_Exercise description_: Can you pull out each line of the data below that includes the word "text"?

_Records supplied_:
"""

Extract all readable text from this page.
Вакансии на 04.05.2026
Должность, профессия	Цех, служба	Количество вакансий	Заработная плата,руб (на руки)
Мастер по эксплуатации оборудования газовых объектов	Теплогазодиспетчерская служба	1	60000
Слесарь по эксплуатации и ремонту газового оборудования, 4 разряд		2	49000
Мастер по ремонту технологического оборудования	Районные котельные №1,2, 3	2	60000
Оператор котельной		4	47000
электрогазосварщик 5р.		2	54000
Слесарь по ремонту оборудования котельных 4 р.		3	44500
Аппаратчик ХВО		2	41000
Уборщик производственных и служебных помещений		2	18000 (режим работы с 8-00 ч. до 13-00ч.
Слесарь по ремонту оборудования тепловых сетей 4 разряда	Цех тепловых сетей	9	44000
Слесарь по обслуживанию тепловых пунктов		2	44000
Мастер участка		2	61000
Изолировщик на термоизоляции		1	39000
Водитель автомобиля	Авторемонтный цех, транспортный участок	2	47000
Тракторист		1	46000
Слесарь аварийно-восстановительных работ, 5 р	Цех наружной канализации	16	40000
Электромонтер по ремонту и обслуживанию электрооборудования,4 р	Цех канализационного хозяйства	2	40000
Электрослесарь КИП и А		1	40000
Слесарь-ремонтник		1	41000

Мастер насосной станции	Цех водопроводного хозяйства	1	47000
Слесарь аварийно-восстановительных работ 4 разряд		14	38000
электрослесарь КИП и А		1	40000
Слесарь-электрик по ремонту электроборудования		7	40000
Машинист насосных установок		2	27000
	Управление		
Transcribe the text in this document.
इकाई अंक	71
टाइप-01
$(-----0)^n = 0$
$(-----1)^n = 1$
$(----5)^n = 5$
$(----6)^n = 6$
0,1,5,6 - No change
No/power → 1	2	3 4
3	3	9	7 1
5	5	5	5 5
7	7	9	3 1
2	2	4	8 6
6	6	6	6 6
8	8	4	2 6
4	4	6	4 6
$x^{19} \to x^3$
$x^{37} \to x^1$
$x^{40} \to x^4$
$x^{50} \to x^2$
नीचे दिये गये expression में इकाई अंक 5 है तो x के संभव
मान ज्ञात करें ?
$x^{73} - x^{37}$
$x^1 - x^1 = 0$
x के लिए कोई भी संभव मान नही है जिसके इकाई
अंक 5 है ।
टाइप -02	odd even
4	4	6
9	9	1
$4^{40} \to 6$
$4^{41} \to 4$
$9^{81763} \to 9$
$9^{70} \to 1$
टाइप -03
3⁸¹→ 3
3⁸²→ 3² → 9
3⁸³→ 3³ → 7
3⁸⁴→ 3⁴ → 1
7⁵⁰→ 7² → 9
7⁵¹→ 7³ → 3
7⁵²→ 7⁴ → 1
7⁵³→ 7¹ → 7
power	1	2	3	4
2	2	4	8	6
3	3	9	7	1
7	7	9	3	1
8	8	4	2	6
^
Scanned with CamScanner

"""

_Problem solution_:
Extract all readable text from this page.
Transcribe the text in this document.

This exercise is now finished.